Requirements:
Among these lines, how many include "xlabel"? Answer only with the number.
Task data start
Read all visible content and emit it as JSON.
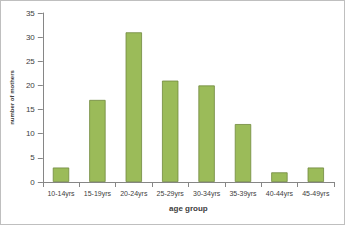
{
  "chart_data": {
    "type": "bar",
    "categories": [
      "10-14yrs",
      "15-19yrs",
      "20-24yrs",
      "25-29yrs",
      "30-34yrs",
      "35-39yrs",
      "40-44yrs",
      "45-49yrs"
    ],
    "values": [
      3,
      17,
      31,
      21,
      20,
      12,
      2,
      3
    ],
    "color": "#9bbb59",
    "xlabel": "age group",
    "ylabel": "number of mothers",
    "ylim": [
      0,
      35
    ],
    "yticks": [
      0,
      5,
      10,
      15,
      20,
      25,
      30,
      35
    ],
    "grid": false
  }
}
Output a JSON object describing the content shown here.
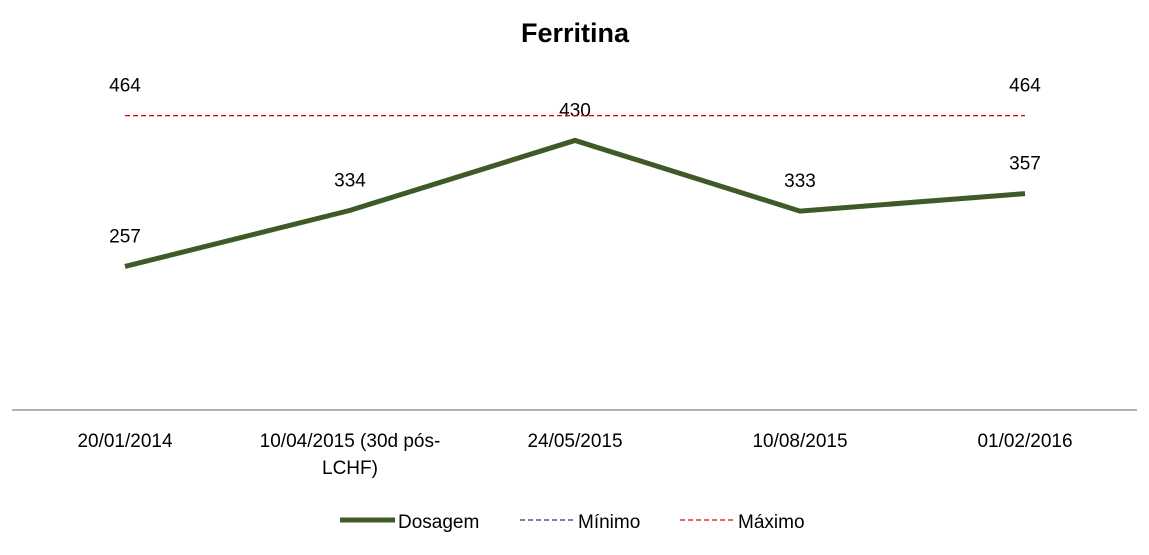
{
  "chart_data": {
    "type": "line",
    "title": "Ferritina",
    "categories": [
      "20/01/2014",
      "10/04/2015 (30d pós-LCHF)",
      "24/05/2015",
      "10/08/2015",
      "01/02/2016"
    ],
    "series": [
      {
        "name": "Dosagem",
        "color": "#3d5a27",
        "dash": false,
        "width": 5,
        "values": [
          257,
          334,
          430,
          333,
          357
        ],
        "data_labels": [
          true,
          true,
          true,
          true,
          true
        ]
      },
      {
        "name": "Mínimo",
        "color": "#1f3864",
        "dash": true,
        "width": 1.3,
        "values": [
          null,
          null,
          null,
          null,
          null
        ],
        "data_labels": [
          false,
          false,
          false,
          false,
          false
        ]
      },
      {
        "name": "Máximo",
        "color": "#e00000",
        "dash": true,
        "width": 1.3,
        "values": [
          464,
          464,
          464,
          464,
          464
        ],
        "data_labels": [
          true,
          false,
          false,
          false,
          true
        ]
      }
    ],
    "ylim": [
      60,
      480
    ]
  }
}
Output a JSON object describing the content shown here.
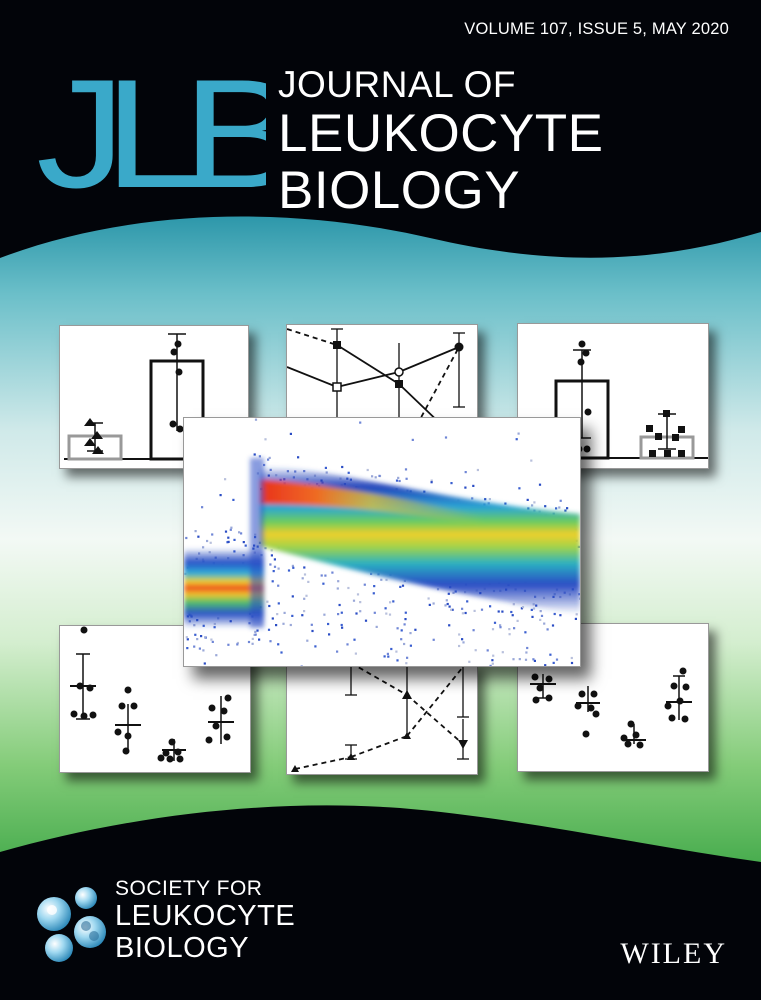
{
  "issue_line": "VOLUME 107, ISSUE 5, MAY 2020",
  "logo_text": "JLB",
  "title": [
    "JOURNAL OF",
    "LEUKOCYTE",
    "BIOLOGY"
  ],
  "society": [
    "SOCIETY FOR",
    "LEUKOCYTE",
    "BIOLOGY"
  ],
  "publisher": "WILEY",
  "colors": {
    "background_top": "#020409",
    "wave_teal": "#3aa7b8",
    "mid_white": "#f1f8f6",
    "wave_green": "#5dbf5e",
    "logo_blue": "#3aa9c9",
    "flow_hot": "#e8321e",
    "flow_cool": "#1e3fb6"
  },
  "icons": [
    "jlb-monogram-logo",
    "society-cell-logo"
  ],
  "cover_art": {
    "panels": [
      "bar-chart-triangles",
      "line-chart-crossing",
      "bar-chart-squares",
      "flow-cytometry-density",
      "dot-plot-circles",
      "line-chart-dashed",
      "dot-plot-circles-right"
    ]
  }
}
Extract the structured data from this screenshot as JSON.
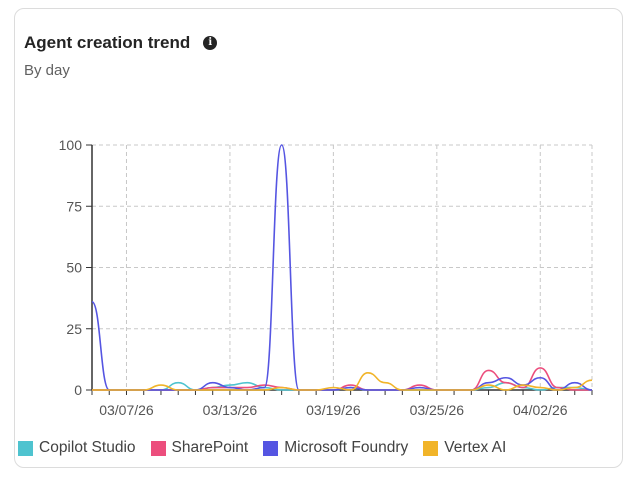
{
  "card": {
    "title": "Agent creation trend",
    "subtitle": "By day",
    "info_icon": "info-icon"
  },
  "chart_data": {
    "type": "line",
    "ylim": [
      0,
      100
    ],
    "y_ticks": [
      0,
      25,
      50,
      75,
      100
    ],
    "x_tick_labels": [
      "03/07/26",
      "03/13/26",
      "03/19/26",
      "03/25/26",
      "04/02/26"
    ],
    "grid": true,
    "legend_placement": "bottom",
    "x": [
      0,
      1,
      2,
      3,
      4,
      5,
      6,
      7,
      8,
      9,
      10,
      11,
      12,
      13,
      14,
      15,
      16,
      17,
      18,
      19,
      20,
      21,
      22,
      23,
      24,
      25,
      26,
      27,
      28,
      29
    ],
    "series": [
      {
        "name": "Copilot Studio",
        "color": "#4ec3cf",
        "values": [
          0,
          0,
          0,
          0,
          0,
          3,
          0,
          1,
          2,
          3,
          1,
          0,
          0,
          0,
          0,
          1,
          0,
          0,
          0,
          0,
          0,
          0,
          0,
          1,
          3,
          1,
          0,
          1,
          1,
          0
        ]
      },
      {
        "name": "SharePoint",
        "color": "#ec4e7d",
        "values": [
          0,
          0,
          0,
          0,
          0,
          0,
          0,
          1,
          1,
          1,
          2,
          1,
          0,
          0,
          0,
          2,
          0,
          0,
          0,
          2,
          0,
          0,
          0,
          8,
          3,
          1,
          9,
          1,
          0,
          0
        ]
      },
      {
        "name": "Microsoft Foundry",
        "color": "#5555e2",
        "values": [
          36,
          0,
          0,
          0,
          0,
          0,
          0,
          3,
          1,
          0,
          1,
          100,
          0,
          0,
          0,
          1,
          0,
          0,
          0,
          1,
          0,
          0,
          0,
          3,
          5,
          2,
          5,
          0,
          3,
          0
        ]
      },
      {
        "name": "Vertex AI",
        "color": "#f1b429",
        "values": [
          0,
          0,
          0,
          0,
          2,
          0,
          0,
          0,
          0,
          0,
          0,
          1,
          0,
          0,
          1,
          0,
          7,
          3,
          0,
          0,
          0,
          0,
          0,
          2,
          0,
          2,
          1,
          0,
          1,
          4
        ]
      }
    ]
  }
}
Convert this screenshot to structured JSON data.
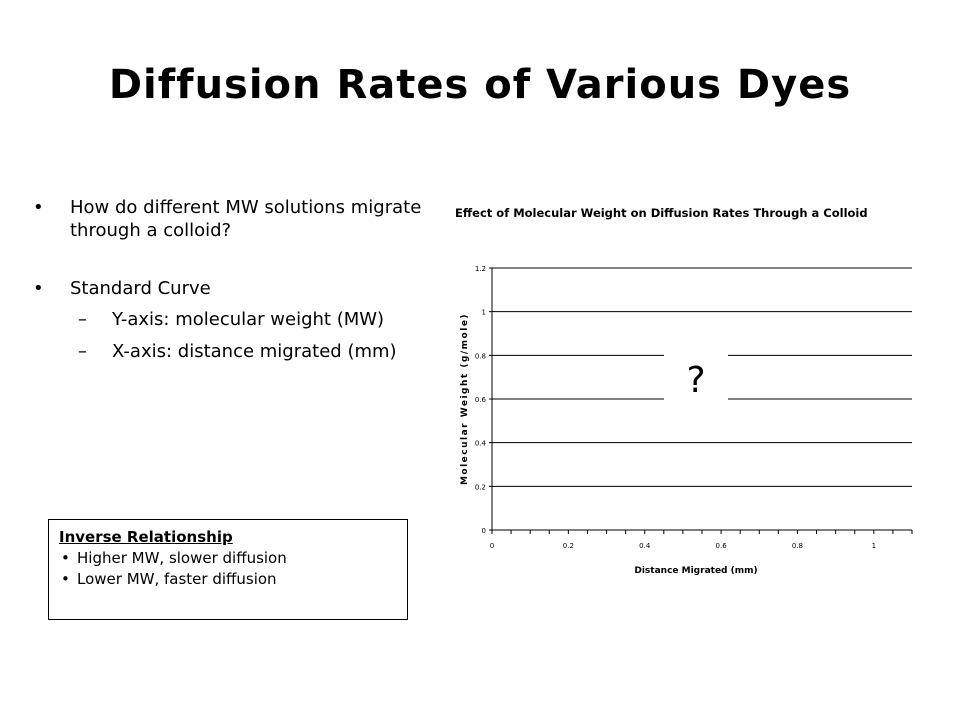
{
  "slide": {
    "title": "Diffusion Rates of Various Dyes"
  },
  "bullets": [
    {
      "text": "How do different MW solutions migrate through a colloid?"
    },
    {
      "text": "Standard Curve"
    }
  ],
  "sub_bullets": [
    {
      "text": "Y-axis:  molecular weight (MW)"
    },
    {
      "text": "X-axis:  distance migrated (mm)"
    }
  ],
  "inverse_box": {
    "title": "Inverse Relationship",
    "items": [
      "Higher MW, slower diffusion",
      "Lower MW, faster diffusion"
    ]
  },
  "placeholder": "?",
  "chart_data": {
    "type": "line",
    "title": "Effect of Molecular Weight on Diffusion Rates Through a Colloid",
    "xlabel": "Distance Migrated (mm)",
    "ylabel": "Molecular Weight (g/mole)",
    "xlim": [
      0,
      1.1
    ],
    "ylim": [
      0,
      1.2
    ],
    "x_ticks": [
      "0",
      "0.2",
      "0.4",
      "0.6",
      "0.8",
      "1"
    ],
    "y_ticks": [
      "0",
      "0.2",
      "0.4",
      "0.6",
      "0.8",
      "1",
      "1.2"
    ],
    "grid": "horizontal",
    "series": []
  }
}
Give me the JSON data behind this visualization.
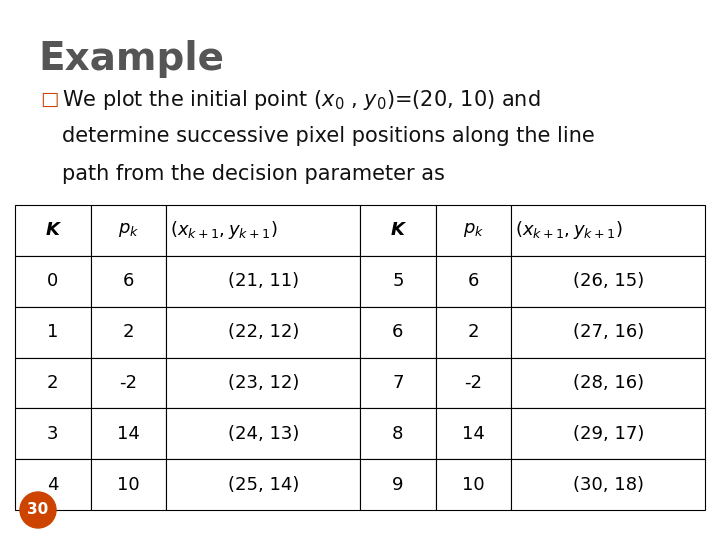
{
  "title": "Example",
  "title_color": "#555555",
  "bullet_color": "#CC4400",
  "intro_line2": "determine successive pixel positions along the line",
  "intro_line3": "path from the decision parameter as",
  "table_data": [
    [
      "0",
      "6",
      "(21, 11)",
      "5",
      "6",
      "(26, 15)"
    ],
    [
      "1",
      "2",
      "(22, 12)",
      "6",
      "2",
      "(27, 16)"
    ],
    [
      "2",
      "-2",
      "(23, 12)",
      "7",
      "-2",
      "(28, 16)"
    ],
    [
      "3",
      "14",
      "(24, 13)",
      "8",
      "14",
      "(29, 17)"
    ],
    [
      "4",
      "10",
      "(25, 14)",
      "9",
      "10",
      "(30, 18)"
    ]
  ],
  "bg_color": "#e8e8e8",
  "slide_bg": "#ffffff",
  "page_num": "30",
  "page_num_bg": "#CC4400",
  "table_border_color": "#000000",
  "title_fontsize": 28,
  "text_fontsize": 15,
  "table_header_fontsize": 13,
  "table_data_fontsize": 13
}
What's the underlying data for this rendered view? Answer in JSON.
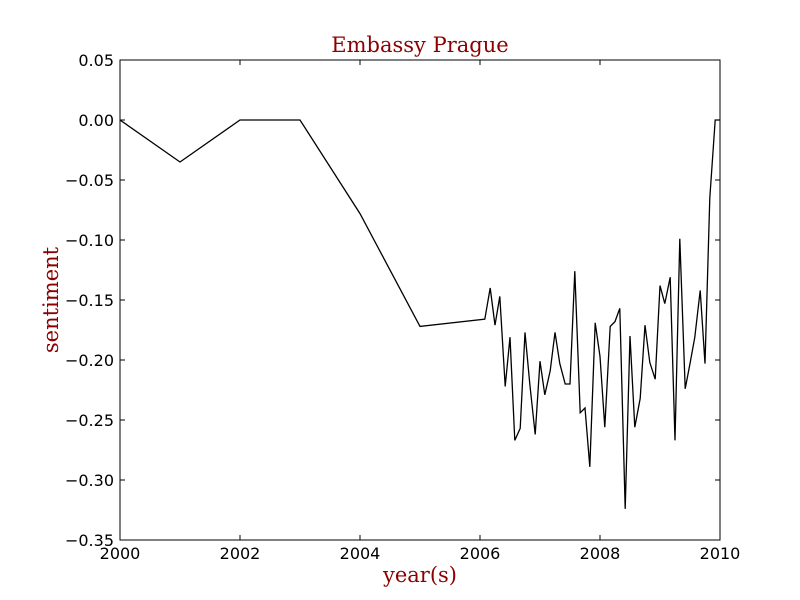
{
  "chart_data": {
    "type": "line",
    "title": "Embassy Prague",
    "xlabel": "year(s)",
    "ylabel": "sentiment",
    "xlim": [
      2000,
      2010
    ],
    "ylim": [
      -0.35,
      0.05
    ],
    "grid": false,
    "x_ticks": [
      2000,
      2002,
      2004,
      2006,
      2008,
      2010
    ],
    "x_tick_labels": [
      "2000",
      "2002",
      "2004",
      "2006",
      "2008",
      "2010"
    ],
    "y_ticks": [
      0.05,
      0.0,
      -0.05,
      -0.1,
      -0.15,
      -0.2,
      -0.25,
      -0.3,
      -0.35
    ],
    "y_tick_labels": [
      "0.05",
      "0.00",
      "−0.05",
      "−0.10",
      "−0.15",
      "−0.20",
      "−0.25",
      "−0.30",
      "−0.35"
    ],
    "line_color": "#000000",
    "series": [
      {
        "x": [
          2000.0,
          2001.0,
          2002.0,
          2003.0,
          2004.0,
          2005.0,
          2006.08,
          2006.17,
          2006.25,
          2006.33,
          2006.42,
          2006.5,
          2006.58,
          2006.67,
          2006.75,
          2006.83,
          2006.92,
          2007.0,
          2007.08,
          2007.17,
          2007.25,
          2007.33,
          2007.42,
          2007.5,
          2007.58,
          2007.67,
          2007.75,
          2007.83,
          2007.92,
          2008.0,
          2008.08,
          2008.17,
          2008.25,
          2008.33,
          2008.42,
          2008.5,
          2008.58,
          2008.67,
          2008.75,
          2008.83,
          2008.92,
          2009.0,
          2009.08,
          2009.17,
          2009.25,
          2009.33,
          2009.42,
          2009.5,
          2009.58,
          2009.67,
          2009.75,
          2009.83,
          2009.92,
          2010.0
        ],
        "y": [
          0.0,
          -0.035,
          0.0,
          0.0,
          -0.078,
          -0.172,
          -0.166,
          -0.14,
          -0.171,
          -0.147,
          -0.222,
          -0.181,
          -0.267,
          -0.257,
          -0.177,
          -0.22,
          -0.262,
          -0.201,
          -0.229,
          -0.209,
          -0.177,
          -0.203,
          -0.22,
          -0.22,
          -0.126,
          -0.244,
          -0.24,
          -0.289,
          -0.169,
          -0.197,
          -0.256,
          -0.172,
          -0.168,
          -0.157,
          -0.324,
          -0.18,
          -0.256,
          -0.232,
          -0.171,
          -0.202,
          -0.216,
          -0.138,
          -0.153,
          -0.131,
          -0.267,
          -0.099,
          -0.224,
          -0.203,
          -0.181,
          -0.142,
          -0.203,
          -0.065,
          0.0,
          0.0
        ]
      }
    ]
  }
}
Task data end
Full response:
3